PROBLEM: Copy the data from its very first line through the line containing "svg-text:0: 0: [162, 1335, 171, 1352]", reproducing each line without any change.

Excerpts from a layout annotation dataset
--- --- ---
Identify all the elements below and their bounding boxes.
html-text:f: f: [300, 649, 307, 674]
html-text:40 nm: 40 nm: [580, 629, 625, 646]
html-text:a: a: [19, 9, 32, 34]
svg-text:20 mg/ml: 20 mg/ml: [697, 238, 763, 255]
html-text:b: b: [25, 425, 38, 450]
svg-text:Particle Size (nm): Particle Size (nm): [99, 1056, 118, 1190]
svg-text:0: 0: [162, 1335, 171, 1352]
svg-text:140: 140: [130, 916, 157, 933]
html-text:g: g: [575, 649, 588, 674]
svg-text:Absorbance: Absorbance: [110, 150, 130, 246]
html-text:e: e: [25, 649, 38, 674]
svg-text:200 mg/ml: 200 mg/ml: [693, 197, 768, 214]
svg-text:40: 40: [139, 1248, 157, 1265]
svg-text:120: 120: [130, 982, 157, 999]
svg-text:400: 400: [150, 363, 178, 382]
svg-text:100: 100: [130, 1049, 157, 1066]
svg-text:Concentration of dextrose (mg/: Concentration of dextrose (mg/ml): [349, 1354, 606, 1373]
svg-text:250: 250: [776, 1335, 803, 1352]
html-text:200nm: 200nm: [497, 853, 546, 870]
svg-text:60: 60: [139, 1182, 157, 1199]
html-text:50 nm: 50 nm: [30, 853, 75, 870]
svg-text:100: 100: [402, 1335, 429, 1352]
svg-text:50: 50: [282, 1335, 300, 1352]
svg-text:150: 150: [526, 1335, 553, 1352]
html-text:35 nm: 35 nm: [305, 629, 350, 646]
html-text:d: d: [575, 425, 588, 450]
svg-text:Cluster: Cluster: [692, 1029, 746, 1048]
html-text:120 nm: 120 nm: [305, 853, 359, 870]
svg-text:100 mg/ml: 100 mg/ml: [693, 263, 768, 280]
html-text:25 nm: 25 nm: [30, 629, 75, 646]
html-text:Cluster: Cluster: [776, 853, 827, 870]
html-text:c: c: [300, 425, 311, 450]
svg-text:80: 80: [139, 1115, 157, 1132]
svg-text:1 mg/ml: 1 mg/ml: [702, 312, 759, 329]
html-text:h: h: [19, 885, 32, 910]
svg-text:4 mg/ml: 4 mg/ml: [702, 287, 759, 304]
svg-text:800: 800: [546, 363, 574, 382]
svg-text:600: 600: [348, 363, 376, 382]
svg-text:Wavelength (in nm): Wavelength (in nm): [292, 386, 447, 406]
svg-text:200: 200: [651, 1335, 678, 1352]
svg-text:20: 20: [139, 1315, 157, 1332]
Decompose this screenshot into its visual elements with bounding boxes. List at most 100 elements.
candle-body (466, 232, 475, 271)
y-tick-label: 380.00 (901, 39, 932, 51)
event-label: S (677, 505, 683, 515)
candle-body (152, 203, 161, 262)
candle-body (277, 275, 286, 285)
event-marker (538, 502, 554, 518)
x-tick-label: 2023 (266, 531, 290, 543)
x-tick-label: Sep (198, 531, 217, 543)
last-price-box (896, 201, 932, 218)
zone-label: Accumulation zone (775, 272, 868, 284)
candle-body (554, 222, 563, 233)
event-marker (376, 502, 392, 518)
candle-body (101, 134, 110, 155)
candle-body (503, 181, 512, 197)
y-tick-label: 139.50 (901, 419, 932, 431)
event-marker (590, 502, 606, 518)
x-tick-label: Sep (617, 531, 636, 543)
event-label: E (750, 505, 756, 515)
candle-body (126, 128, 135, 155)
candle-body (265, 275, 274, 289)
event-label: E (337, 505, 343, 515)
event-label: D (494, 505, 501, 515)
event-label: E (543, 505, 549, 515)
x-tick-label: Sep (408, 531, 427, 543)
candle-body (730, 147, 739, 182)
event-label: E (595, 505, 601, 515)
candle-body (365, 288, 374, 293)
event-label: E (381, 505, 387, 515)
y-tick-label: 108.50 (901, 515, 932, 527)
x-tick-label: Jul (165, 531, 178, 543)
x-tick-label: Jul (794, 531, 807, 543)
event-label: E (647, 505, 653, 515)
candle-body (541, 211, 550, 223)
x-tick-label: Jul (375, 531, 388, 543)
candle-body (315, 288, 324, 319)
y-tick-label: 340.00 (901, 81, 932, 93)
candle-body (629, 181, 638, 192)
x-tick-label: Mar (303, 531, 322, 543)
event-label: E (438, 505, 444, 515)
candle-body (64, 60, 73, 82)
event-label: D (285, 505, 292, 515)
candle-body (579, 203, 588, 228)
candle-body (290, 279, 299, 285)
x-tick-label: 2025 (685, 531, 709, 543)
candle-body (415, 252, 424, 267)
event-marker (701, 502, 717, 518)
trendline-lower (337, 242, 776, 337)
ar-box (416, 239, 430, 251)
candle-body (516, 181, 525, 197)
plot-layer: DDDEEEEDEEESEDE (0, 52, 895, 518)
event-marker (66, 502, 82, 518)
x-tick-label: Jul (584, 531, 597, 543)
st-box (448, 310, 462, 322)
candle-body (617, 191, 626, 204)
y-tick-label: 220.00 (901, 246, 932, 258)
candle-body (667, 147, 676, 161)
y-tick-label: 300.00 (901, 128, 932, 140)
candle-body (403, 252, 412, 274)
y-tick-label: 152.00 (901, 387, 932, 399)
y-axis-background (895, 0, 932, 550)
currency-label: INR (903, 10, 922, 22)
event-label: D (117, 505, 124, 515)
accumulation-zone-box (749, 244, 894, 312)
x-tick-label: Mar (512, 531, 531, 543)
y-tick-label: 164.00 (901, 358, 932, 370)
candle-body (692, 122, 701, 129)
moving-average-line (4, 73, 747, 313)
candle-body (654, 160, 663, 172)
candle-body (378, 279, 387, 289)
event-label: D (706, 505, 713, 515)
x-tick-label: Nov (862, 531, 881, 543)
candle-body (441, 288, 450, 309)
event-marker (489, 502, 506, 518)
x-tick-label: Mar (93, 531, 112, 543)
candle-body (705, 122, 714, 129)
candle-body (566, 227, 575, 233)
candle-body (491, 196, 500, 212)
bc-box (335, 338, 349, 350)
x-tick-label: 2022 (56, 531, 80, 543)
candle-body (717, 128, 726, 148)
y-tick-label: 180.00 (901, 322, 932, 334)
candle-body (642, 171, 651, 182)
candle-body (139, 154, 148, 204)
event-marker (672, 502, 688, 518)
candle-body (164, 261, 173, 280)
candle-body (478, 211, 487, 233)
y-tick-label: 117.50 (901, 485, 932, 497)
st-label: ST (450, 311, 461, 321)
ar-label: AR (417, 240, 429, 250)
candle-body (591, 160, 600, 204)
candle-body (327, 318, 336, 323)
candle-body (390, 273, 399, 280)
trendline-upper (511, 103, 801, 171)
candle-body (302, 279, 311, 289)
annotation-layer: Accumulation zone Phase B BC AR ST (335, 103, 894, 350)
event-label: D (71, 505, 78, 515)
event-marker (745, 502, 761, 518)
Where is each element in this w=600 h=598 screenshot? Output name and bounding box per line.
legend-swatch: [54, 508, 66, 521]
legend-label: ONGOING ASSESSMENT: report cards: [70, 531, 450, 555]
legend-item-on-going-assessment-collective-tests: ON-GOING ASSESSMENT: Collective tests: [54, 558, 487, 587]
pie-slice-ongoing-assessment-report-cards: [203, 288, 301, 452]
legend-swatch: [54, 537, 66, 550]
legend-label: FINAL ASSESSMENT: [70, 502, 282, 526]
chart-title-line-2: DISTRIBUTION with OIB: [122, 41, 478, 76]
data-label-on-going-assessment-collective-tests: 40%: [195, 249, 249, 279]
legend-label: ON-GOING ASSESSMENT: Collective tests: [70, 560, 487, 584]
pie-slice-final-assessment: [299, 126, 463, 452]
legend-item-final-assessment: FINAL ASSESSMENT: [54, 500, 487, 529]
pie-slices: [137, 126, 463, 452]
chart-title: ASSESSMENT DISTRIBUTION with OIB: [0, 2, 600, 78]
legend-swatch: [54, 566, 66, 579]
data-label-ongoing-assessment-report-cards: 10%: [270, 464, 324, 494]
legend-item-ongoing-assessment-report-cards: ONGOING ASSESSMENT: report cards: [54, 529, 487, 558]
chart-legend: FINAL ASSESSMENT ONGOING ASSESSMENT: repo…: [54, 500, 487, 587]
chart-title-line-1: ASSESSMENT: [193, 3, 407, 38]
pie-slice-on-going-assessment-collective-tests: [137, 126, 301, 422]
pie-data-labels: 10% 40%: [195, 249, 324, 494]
--- --- ---
RESPONSE TO THE EXERCISE:
Identify all the elements below and their bounding boxes.
html-text:f: f: [300, 649, 307, 674]
html-text:40 nm: 40 nm: [580, 629, 625, 646]
html-text:a: a: [19, 9, 32, 34]
svg-text:20 mg/ml: 20 mg/ml: [697, 238, 763, 255]
html-text:b: b: [25, 425, 38, 450]
svg-text:Particle Size (nm): Particle Size (nm): [99, 1056, 118, 1190]
svg-text:0: 0: [162, 1335, 171, 1352]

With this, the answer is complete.